JOB :: Filter this data down to the lines that hold "name", and copy them.

**** SUPPLIED MATERIAL ****

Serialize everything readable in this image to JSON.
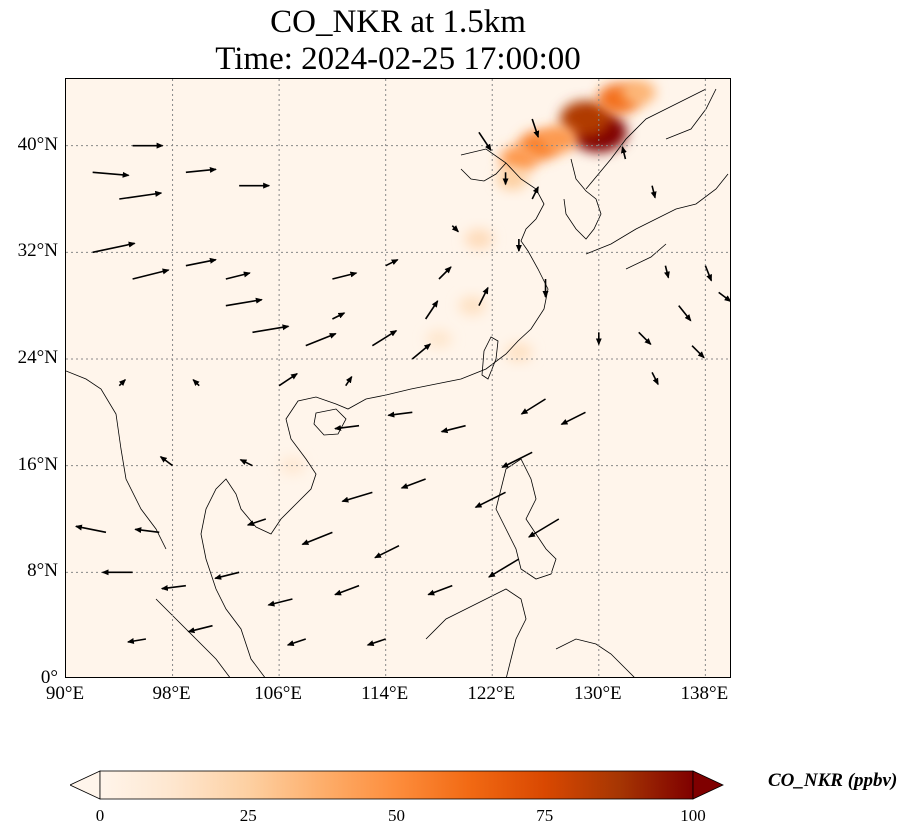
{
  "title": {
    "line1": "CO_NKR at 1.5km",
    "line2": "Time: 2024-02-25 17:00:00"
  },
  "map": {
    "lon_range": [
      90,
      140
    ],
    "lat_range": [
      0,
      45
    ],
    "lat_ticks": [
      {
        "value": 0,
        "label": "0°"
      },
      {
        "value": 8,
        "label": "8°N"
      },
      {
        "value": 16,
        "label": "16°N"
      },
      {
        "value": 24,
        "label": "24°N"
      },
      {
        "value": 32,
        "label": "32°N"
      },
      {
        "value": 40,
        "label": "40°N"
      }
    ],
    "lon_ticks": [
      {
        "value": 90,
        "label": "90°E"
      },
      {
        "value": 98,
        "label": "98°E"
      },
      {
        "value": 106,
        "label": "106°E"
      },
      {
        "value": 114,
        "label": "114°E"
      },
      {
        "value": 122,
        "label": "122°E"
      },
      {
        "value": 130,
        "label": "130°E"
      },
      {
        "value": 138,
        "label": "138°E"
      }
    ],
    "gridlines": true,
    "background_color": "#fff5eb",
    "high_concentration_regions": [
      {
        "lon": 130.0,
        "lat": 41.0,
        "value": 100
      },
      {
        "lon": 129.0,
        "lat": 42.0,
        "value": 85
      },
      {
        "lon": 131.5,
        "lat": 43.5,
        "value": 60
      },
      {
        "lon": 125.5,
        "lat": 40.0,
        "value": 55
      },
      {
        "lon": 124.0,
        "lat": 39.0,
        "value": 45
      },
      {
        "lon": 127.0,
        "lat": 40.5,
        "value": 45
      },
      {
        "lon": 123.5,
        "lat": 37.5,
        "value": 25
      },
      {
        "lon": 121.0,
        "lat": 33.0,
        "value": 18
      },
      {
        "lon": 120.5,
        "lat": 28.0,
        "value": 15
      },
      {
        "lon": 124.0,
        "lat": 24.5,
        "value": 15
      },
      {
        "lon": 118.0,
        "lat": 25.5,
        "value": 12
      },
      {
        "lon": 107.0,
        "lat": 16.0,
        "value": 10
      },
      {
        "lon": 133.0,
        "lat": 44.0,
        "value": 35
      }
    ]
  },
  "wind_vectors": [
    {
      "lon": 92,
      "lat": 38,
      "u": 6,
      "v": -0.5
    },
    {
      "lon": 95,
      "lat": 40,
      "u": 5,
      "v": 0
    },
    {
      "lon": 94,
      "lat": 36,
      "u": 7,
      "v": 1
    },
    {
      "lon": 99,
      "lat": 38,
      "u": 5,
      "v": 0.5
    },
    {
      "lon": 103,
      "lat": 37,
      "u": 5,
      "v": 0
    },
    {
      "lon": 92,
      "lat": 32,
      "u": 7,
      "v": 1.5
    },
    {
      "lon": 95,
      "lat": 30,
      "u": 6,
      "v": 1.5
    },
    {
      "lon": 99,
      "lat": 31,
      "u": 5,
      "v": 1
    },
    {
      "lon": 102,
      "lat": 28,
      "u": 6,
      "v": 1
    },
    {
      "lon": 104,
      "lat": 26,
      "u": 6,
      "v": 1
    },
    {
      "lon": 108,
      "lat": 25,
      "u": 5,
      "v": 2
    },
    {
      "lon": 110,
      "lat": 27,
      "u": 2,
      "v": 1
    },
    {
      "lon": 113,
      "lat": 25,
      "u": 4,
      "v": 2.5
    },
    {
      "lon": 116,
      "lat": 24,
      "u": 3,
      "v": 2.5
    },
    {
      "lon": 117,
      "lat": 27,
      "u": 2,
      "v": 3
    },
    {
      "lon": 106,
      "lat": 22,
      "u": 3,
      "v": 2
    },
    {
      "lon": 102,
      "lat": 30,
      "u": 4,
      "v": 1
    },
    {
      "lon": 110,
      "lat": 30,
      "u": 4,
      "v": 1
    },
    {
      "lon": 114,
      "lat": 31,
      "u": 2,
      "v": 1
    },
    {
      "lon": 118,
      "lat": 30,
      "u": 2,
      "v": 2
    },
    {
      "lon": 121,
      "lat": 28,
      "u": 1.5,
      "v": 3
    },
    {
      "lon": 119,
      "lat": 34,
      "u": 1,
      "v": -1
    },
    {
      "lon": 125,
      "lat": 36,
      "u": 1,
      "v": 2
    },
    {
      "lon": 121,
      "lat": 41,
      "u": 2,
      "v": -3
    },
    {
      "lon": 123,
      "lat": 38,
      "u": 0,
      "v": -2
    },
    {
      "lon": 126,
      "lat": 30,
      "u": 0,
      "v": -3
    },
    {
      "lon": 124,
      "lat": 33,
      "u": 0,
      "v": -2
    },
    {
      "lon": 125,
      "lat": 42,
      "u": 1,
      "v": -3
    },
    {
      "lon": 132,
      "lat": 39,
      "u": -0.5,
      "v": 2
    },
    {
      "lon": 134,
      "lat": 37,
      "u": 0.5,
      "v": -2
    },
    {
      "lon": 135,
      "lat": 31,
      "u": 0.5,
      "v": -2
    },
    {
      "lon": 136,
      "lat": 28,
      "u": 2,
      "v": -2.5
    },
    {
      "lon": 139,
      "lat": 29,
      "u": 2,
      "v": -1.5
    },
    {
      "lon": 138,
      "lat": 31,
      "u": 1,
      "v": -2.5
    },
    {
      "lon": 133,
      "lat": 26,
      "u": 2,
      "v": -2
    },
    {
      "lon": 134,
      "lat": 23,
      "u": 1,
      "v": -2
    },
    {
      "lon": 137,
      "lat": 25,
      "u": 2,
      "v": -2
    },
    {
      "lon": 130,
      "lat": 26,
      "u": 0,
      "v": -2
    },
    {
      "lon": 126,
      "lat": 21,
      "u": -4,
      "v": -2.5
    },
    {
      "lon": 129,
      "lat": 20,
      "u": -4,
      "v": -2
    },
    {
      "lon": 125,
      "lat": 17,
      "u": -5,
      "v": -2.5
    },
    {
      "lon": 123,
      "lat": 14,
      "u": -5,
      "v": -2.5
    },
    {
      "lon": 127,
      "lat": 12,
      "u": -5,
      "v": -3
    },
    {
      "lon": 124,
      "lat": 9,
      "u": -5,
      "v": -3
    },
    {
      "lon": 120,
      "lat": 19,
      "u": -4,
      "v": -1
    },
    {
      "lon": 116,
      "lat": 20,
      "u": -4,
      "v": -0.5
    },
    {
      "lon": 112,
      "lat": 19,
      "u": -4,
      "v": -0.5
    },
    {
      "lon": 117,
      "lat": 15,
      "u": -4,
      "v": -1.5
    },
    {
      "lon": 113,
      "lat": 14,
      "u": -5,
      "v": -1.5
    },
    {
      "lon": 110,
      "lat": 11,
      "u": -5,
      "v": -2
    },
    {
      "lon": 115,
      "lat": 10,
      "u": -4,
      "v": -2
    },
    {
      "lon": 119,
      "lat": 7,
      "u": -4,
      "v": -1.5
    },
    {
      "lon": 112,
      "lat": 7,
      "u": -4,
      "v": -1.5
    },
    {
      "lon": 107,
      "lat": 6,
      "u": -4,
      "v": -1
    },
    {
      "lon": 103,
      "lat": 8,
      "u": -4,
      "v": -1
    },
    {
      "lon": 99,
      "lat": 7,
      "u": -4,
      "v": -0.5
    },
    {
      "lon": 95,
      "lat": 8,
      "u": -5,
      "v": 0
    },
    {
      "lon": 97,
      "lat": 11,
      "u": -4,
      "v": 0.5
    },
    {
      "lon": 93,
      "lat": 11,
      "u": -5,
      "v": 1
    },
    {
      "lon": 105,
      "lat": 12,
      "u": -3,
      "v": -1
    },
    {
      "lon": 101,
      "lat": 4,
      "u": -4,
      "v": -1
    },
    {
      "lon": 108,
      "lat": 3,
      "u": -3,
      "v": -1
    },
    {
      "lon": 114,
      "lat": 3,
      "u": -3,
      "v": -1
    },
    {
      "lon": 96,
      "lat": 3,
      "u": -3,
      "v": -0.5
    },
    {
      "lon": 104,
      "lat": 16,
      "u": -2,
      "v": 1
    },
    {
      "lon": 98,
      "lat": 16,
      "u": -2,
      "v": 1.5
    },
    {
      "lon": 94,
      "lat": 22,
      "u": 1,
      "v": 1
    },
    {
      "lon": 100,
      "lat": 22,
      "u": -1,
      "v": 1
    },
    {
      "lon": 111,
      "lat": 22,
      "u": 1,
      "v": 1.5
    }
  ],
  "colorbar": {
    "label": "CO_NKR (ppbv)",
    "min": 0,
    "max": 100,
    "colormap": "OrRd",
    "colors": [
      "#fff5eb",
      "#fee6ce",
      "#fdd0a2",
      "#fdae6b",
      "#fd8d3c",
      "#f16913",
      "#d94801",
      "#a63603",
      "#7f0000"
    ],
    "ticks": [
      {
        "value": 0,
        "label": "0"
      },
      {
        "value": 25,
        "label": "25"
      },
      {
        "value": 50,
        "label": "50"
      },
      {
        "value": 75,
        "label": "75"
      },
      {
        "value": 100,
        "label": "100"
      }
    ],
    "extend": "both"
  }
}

****
**** SUPPLIED MATERIAL ****

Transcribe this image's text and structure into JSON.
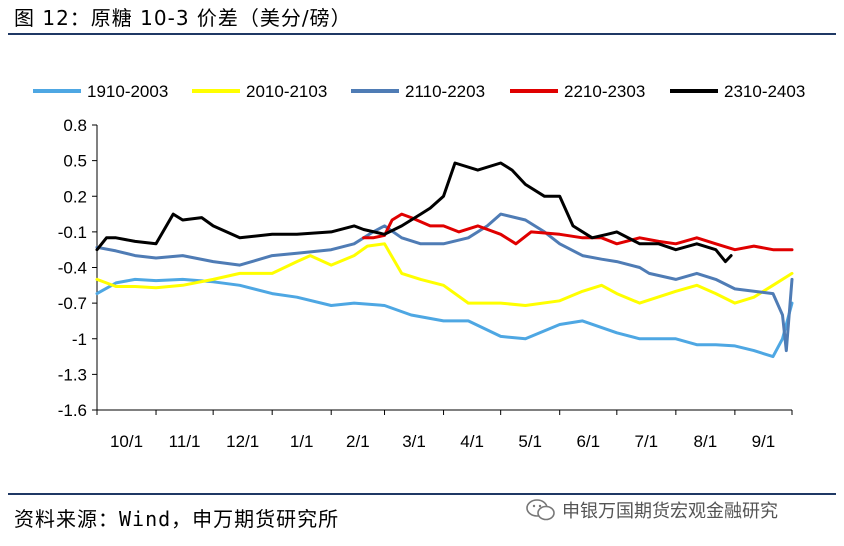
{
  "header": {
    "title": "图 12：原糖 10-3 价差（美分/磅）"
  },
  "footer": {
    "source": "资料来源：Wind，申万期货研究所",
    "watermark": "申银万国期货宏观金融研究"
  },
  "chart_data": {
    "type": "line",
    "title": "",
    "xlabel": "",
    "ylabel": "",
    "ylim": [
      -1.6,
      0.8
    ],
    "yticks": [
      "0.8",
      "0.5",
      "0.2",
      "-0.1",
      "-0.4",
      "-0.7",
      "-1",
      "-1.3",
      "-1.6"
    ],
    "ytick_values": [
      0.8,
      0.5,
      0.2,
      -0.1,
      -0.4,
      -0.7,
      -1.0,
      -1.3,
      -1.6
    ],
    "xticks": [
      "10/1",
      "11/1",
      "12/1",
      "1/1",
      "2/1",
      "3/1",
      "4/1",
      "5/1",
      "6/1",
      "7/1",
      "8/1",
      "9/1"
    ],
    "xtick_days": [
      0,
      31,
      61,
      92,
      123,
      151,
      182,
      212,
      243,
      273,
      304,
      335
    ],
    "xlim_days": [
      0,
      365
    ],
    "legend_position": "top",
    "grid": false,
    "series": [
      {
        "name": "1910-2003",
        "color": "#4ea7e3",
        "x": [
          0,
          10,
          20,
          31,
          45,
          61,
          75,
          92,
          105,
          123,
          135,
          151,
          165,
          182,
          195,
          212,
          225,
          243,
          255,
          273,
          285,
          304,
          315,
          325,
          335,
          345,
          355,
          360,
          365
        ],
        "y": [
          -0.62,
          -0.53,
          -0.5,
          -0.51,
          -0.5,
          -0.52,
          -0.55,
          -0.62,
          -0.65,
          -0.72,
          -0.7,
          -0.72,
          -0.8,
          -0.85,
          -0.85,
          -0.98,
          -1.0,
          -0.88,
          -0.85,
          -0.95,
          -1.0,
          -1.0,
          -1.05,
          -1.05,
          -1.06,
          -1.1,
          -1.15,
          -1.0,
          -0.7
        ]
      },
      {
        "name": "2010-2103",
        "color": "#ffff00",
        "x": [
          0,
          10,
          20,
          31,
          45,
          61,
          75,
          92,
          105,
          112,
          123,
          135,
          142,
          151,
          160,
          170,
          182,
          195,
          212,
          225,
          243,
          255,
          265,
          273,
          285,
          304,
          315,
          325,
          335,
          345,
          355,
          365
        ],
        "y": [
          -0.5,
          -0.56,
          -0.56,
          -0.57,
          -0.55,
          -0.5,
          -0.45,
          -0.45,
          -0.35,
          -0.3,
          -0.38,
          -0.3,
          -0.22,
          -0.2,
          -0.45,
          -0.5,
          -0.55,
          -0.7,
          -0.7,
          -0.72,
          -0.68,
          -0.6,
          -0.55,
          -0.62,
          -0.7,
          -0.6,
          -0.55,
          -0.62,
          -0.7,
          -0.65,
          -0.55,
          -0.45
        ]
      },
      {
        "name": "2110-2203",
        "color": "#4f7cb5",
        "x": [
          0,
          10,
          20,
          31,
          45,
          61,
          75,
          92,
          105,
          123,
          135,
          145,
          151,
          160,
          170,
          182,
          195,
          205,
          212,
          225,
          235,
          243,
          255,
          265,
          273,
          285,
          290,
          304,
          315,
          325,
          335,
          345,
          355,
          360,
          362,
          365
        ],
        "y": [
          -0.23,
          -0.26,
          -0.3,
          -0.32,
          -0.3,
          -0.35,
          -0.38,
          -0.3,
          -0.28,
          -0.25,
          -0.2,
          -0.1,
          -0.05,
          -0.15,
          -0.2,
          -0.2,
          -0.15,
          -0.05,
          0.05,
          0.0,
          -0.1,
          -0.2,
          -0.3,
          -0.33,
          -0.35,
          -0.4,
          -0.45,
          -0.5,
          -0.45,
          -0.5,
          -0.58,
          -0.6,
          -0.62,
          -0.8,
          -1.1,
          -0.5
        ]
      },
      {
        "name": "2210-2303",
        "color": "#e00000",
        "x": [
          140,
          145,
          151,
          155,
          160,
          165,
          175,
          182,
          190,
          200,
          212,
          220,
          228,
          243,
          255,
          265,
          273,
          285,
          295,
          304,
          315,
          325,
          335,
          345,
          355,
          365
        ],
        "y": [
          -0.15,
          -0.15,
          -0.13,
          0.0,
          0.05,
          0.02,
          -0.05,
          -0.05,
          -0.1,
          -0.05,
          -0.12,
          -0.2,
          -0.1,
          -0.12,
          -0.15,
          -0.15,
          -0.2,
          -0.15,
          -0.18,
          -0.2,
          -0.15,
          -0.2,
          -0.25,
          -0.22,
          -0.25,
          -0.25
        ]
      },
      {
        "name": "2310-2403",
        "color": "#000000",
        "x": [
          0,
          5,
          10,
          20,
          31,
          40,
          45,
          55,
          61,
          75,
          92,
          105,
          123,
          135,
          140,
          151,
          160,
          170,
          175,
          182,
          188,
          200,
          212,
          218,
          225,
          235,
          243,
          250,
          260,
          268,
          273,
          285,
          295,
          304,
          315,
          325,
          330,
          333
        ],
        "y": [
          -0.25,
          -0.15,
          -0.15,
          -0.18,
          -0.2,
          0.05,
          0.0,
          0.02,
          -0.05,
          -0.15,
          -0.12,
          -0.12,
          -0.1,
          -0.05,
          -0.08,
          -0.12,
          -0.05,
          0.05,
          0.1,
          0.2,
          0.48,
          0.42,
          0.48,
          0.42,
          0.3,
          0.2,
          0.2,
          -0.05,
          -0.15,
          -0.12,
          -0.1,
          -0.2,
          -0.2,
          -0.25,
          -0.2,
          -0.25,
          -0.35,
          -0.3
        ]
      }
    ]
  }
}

****
**** SUPPLIED MATERIAL ****

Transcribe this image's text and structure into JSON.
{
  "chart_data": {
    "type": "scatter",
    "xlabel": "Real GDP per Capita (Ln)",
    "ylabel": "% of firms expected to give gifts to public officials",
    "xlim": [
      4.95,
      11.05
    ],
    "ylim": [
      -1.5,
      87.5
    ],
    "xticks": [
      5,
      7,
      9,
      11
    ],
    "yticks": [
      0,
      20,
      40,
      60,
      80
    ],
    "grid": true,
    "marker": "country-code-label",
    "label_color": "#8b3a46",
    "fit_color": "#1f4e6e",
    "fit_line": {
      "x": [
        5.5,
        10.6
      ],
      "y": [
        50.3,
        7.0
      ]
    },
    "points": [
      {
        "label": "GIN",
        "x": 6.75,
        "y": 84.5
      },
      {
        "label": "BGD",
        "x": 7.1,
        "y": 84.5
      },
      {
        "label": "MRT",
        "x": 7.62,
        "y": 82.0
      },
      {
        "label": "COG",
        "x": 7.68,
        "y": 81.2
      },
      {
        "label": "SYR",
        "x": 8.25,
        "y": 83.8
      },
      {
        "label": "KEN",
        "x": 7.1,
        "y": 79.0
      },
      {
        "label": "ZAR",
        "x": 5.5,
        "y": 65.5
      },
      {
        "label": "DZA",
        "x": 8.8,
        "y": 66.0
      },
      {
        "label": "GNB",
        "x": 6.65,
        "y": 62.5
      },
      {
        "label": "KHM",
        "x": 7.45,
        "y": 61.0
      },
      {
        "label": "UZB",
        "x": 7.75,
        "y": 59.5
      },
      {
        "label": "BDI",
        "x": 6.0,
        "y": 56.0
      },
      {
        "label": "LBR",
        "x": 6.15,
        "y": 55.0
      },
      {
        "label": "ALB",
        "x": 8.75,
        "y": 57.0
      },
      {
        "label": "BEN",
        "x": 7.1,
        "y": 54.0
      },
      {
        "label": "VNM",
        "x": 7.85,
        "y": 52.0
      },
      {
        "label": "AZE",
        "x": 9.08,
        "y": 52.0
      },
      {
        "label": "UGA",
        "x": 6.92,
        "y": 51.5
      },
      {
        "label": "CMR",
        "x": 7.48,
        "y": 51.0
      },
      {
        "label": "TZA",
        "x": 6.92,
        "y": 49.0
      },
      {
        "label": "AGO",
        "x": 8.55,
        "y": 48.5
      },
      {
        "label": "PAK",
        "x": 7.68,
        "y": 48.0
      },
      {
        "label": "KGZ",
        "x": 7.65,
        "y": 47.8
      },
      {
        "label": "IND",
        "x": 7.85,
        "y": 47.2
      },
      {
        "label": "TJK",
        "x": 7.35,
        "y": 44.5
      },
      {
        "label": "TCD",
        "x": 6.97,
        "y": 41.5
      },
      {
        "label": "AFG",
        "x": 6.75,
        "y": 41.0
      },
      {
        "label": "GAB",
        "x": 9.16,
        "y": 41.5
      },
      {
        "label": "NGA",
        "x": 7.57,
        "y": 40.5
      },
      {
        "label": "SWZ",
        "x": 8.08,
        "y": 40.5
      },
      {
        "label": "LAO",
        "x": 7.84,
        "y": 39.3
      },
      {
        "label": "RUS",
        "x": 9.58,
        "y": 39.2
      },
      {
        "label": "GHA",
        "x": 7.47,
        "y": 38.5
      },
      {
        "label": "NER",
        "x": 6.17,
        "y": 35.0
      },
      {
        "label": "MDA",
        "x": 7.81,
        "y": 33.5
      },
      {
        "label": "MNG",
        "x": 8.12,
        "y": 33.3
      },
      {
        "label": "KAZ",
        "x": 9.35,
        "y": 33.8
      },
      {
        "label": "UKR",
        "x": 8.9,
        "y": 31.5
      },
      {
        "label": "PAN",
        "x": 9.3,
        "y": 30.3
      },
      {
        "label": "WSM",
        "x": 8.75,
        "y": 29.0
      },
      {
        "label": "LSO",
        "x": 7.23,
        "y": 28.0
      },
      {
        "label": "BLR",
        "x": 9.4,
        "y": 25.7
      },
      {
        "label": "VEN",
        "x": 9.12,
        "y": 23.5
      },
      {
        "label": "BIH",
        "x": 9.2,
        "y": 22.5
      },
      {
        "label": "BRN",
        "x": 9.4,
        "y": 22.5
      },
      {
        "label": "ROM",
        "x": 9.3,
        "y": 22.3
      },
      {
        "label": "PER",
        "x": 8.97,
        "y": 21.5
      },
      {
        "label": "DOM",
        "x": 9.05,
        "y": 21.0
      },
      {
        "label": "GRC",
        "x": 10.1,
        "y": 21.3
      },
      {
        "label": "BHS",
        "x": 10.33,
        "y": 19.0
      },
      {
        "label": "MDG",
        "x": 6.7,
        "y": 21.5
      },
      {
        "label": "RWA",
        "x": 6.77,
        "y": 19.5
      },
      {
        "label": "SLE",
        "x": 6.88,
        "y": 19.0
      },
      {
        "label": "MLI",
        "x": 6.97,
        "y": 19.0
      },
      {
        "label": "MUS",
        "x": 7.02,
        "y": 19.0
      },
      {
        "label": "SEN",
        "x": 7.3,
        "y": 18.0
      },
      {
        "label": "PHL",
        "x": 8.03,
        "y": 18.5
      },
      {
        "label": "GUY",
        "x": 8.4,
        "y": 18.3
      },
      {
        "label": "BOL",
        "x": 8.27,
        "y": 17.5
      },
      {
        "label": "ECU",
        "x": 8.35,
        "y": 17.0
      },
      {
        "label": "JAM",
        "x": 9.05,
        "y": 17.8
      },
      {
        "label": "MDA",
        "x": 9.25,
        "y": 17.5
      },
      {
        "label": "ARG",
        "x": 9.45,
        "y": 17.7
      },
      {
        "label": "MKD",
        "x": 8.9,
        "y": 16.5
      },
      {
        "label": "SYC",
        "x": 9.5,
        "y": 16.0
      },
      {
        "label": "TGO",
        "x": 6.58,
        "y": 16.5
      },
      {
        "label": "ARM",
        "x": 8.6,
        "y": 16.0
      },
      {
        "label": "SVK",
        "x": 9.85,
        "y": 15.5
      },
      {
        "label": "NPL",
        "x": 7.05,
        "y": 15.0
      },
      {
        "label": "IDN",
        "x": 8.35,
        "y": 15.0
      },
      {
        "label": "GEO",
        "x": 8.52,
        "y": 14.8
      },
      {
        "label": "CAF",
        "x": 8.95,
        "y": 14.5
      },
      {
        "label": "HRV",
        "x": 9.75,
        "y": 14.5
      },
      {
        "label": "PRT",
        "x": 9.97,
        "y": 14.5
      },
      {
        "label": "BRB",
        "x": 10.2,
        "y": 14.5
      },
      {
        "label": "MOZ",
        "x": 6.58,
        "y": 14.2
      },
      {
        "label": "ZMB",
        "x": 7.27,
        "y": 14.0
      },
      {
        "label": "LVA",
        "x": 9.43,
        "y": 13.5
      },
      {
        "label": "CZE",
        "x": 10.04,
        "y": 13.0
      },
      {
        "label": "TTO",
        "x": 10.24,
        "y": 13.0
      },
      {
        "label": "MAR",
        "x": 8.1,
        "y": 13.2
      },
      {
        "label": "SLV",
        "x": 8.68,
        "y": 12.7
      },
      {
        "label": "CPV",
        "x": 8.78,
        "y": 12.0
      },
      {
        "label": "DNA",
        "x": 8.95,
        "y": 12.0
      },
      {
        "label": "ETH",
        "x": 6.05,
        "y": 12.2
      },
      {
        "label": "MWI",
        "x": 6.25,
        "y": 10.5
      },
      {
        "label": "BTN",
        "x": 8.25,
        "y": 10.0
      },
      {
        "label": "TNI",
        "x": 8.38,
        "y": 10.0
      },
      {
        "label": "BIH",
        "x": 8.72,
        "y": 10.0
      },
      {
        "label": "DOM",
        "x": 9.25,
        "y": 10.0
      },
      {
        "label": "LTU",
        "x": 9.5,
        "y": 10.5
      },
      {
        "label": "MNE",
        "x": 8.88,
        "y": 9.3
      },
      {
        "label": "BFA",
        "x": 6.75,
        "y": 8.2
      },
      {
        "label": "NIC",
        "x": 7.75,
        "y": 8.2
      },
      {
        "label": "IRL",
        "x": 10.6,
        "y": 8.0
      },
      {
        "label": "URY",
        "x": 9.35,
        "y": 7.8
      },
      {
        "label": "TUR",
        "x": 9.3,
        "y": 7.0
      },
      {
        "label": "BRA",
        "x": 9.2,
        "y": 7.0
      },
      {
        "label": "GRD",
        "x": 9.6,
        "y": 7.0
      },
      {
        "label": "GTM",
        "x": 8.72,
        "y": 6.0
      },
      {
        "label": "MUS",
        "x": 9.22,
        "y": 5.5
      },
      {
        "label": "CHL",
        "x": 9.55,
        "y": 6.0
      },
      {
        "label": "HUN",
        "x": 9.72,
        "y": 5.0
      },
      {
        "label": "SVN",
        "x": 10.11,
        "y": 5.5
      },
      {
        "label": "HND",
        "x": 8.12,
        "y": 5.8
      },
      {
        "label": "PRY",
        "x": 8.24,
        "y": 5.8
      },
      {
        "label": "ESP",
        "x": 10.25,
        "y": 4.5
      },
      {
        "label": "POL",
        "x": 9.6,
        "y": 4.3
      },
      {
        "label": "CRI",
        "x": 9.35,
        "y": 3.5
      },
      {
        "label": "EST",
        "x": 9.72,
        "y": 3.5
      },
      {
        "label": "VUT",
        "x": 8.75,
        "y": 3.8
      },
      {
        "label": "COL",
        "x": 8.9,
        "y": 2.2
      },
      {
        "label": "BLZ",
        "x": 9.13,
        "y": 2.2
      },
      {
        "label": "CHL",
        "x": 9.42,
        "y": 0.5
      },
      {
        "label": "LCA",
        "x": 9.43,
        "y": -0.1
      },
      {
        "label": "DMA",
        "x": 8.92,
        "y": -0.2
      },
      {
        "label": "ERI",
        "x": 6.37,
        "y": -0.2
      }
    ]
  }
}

****

THE ANSWER ::
        "name": "1910-2003",
        "name": "2010-2103",
        "name": "2110-2203",
        "name": "2210-2303",
        "name": "2310-2403",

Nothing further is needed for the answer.